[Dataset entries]
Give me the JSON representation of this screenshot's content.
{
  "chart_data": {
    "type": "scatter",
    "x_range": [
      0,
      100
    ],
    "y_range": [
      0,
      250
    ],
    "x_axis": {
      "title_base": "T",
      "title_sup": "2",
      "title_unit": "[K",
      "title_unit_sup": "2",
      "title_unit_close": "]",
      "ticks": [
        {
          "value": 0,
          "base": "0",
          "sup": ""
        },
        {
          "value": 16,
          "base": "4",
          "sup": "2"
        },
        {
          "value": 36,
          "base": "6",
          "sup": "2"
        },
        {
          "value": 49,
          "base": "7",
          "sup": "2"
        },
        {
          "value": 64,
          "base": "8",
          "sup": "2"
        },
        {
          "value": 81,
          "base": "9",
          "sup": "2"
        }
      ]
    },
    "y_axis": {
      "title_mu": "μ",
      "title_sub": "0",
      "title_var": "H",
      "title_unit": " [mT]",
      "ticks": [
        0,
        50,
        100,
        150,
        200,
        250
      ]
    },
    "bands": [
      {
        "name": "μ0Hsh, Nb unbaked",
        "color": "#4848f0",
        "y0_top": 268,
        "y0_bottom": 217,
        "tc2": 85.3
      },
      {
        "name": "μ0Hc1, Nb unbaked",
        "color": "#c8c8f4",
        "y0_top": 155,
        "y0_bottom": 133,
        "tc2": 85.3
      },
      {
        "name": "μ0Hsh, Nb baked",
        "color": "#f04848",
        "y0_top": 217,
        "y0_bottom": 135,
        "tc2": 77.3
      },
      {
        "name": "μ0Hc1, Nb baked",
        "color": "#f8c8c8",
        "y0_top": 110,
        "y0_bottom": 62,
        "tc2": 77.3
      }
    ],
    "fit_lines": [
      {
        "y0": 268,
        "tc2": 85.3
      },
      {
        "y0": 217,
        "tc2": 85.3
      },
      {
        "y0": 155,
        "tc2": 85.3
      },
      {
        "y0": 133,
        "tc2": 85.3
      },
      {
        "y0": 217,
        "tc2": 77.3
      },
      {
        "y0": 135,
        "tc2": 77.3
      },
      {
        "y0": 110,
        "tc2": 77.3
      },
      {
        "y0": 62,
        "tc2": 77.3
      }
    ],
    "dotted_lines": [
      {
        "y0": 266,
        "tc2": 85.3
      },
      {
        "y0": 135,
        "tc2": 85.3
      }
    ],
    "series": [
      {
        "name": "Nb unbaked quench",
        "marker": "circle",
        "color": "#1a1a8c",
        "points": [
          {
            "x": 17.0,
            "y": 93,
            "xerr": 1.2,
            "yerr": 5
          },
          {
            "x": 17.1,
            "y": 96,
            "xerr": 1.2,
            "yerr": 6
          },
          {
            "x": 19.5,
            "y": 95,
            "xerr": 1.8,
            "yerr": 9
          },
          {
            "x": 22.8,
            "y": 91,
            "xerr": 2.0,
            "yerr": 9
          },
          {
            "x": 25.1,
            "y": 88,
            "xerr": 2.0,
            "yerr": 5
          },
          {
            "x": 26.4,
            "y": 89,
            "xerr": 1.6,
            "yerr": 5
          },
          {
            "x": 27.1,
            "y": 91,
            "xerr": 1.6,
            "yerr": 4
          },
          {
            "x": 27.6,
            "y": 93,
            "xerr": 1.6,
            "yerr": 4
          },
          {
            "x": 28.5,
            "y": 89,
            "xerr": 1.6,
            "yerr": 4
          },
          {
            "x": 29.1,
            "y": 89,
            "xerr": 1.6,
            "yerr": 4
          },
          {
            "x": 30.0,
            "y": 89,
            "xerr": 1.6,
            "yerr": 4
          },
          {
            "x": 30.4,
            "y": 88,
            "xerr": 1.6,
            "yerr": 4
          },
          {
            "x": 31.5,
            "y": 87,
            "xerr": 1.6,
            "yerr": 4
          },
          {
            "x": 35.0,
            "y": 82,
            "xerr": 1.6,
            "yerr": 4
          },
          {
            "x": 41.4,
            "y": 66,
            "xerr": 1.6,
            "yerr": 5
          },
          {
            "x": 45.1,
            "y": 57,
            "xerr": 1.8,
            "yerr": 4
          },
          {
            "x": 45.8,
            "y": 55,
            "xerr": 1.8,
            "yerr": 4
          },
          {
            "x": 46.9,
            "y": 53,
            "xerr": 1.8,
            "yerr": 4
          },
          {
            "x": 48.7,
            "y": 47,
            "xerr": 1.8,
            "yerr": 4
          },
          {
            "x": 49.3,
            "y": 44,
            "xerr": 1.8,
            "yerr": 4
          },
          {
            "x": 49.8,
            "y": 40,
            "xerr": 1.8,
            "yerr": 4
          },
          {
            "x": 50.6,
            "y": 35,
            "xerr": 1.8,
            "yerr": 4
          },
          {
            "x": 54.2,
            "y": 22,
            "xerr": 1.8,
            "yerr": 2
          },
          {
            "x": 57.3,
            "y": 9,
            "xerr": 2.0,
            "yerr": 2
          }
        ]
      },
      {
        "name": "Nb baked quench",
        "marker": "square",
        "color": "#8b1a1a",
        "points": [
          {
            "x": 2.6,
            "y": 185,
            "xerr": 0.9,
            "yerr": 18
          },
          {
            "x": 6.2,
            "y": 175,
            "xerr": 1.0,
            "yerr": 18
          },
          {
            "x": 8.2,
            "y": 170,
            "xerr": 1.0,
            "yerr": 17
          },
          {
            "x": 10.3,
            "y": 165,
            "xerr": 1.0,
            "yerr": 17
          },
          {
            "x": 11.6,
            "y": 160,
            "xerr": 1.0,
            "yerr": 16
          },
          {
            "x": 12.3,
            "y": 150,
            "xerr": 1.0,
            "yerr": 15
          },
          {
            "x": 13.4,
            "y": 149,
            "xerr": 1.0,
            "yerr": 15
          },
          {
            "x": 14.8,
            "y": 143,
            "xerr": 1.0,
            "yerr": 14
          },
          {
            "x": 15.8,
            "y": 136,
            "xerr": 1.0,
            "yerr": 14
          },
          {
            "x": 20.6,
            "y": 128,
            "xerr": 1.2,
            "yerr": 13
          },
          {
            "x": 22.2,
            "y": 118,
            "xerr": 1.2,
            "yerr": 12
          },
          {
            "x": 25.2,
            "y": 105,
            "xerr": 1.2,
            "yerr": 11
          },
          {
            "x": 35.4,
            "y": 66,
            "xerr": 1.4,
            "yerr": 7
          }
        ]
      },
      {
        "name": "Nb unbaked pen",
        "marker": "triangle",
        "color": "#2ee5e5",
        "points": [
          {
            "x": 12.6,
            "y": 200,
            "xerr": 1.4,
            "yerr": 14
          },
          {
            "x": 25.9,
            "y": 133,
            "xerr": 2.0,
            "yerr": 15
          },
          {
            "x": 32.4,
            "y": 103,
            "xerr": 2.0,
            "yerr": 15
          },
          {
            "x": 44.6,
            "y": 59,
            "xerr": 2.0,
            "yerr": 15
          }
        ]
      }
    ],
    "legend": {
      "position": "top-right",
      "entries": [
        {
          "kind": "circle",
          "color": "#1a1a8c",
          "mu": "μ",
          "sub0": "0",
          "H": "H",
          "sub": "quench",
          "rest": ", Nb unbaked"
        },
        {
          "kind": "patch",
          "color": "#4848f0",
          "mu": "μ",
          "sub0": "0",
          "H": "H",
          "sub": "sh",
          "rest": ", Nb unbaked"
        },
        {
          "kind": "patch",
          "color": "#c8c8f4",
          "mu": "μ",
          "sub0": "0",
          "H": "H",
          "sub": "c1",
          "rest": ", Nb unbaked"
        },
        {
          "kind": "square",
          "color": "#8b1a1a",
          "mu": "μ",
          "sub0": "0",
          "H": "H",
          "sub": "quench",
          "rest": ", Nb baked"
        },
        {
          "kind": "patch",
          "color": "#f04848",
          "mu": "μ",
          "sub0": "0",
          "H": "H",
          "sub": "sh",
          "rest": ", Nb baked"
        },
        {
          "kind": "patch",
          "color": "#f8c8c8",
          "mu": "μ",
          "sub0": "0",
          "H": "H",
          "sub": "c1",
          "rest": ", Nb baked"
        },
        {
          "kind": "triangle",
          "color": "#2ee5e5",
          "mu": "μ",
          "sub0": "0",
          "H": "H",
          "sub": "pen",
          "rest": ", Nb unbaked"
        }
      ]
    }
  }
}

### Requirements
Using the listing above, locate the lines that hold "value" and copy each one.

### Written answer
          "value": 0,
          "value": 16,
          "value": 36,
          "value": 49,
          "value": 64,
          "value": 81,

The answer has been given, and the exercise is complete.